GIVEN REQUEST:
Find every line in the records that holds the string "this". Copy each one.

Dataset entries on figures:
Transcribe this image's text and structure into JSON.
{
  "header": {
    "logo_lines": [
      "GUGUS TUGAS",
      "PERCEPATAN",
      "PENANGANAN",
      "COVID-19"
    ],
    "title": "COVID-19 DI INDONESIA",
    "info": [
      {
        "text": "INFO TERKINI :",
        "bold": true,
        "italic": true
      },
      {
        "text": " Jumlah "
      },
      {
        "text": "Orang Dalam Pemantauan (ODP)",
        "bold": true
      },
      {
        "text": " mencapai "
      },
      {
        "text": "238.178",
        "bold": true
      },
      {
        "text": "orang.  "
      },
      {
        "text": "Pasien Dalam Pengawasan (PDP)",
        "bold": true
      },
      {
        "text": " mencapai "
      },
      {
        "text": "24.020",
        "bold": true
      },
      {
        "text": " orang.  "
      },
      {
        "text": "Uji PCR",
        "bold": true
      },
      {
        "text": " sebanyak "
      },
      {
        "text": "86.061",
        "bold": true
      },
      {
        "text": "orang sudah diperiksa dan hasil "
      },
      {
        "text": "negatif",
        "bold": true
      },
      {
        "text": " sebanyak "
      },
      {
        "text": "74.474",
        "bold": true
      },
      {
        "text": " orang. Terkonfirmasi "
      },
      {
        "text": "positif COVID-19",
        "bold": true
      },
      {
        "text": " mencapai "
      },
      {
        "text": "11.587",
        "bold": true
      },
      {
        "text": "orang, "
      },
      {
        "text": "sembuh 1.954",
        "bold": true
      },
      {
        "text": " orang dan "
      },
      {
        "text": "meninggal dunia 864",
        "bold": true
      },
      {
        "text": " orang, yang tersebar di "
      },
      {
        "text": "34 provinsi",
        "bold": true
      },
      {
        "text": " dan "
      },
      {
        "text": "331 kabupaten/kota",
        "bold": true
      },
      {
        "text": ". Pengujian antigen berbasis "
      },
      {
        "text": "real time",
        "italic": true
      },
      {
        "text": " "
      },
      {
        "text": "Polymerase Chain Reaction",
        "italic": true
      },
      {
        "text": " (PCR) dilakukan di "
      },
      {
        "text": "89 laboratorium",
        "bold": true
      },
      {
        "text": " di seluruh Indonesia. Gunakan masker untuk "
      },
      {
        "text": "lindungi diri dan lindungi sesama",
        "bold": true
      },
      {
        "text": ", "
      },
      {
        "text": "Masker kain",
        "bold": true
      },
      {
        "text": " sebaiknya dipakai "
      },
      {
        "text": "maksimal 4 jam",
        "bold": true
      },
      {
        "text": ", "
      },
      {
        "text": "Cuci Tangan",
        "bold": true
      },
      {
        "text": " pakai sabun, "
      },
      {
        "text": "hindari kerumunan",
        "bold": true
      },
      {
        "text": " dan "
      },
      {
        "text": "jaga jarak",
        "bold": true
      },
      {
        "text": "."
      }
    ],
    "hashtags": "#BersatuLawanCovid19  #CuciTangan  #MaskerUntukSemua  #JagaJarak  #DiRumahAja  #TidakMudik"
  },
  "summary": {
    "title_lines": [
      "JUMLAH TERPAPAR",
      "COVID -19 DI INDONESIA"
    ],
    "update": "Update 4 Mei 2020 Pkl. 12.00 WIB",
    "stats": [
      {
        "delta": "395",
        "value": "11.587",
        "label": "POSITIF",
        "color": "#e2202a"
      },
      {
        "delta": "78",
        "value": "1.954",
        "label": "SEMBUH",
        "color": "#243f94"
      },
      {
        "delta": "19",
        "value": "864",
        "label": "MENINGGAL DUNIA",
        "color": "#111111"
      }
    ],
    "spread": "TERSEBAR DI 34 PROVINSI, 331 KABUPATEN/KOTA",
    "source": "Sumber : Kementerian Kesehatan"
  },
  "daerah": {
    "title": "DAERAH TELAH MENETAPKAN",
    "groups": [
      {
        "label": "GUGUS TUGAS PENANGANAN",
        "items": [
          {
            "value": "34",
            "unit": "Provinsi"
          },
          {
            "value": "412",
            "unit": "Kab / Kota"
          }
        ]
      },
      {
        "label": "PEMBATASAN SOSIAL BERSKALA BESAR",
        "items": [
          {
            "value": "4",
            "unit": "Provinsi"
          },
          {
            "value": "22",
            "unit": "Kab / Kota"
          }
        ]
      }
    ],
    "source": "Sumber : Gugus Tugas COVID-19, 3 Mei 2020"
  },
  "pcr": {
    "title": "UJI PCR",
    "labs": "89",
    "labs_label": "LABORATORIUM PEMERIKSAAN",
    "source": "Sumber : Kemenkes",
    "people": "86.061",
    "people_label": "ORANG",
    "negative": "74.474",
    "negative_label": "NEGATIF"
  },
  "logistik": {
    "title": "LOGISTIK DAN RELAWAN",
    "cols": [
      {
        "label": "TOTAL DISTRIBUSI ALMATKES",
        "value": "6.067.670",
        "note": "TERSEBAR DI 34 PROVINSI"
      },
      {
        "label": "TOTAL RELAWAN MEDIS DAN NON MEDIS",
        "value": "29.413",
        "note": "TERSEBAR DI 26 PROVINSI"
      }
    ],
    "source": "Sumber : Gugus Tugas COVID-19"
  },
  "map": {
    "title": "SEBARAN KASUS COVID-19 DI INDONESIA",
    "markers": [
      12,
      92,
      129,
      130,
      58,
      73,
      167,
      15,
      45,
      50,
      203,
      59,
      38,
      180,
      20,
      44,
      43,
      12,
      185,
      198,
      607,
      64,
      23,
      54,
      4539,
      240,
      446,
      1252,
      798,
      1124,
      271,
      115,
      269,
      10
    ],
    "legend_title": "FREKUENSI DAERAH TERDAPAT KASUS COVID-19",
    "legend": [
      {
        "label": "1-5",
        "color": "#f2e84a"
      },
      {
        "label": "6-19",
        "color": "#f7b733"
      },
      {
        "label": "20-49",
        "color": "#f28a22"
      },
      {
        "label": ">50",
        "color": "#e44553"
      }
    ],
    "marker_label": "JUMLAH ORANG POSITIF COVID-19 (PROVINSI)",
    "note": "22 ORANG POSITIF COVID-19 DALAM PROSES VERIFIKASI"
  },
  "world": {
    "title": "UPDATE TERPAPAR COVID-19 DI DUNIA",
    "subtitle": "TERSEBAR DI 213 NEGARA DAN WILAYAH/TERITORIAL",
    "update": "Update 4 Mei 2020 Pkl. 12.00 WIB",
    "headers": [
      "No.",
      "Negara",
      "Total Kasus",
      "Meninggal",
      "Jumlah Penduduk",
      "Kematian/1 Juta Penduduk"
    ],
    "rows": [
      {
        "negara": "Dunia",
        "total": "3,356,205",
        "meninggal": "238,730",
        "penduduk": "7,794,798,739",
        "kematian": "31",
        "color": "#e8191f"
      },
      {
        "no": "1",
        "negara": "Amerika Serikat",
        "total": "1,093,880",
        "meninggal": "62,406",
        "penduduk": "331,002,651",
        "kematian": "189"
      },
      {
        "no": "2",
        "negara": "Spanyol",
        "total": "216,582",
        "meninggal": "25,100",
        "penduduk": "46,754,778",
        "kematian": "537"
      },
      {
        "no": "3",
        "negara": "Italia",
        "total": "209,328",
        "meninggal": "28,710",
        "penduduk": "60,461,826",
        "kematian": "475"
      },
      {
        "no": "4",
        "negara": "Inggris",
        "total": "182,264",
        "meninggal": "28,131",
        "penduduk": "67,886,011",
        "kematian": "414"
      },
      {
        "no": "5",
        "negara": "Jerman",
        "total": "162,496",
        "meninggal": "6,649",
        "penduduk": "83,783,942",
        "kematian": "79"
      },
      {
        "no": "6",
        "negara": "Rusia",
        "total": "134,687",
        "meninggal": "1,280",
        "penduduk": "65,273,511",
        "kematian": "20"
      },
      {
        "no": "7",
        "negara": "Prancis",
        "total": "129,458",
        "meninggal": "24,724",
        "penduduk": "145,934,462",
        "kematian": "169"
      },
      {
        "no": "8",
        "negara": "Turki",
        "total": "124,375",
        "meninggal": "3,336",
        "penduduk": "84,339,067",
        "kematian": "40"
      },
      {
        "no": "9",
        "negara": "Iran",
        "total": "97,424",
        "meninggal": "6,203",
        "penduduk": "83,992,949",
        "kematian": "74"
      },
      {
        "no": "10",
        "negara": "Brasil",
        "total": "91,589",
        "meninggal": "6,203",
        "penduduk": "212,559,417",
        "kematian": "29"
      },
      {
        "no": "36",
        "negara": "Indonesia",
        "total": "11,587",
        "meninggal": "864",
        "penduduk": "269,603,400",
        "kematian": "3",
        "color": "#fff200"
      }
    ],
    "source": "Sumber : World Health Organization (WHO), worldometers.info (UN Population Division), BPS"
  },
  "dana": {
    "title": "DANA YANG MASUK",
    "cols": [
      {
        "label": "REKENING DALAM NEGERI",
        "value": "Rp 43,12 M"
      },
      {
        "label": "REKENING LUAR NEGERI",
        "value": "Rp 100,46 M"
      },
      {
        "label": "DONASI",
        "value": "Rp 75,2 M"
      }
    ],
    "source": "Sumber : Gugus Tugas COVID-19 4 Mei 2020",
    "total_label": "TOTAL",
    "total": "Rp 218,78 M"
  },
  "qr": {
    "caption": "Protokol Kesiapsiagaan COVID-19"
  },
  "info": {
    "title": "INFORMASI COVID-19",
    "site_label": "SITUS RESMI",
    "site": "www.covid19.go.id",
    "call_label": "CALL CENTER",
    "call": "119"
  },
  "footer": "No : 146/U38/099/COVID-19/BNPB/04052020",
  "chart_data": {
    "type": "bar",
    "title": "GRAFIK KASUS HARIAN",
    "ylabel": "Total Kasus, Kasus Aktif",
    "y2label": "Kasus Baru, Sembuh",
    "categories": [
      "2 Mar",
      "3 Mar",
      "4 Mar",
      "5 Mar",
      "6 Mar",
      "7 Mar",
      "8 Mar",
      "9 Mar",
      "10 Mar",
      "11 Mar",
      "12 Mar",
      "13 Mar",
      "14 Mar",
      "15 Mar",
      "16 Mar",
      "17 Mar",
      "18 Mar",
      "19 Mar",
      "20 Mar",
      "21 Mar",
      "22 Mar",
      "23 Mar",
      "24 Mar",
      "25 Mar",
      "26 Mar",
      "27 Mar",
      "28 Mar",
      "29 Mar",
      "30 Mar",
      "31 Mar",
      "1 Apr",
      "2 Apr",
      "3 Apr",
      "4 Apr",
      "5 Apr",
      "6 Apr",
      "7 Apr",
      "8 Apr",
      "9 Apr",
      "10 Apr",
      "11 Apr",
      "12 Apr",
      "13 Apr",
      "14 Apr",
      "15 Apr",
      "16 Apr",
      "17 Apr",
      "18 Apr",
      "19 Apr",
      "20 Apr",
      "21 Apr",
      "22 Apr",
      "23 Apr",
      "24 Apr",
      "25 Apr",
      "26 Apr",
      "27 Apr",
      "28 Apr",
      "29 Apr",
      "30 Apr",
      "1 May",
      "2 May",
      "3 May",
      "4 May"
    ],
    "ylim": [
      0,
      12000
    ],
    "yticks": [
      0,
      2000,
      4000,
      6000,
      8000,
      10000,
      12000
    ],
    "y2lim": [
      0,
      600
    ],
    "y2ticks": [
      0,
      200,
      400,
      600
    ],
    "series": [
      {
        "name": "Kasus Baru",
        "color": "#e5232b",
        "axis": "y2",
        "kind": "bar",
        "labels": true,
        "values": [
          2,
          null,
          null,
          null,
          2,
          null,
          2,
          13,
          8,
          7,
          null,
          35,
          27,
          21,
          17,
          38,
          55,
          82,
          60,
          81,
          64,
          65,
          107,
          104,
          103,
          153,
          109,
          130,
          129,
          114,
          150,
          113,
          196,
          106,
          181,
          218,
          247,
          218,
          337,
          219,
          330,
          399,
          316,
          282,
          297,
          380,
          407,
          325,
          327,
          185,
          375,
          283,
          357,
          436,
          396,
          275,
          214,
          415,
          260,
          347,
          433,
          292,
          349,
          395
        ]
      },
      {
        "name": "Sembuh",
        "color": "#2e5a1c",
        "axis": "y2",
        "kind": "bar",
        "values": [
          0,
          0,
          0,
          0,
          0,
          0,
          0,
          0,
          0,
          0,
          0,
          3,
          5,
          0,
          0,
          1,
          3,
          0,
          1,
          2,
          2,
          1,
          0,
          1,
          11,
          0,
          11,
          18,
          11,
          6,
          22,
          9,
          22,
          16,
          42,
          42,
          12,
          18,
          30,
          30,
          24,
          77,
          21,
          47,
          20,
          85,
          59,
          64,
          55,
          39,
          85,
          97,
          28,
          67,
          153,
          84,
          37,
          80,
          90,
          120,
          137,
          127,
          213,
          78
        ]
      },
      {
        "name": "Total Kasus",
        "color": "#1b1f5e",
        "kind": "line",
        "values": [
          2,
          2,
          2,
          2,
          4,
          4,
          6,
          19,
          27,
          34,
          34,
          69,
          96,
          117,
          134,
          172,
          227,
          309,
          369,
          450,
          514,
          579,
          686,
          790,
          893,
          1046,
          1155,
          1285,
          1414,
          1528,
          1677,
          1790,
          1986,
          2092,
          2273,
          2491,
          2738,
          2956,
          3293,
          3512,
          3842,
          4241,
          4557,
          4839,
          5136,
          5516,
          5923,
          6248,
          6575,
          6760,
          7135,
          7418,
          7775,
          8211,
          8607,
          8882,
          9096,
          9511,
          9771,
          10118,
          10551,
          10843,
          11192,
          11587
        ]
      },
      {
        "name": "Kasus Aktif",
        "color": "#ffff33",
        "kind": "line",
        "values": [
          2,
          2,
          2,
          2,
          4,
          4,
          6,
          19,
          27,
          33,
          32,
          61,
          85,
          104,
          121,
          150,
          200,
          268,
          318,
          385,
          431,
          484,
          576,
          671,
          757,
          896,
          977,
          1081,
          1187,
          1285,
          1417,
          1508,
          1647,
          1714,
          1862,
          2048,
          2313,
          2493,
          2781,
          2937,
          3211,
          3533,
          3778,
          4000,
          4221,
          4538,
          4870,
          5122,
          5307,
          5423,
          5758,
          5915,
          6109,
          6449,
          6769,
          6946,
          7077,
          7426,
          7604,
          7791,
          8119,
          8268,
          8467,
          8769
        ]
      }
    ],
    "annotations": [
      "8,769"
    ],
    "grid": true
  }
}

==

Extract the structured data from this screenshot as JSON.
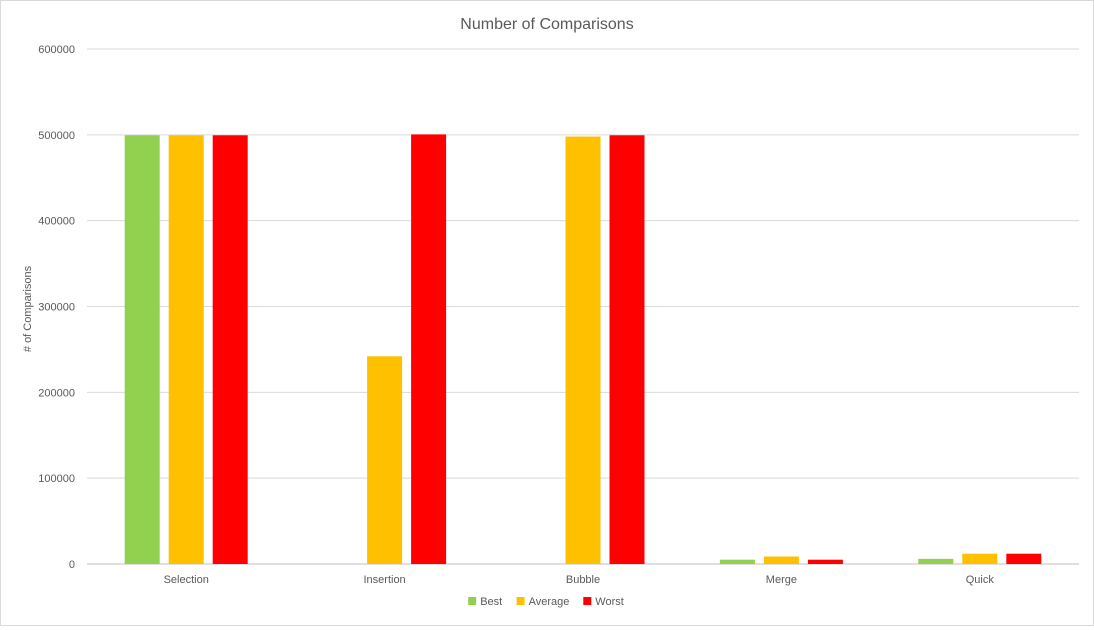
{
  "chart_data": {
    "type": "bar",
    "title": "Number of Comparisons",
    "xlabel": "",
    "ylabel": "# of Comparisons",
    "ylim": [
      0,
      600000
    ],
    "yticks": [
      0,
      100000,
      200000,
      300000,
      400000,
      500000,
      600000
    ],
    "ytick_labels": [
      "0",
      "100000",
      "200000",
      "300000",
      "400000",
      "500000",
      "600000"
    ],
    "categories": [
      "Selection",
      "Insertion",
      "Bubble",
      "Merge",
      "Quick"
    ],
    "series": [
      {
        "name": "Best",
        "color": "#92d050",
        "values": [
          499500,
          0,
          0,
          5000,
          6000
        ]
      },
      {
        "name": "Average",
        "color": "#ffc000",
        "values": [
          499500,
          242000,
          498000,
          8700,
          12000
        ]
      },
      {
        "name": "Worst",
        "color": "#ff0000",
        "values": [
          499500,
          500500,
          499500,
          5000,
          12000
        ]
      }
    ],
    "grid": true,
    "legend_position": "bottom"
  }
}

THE OUTPUT:
Transcribe this image's text and structure into JSON.
Extract the structured data from this screenshot as JSON.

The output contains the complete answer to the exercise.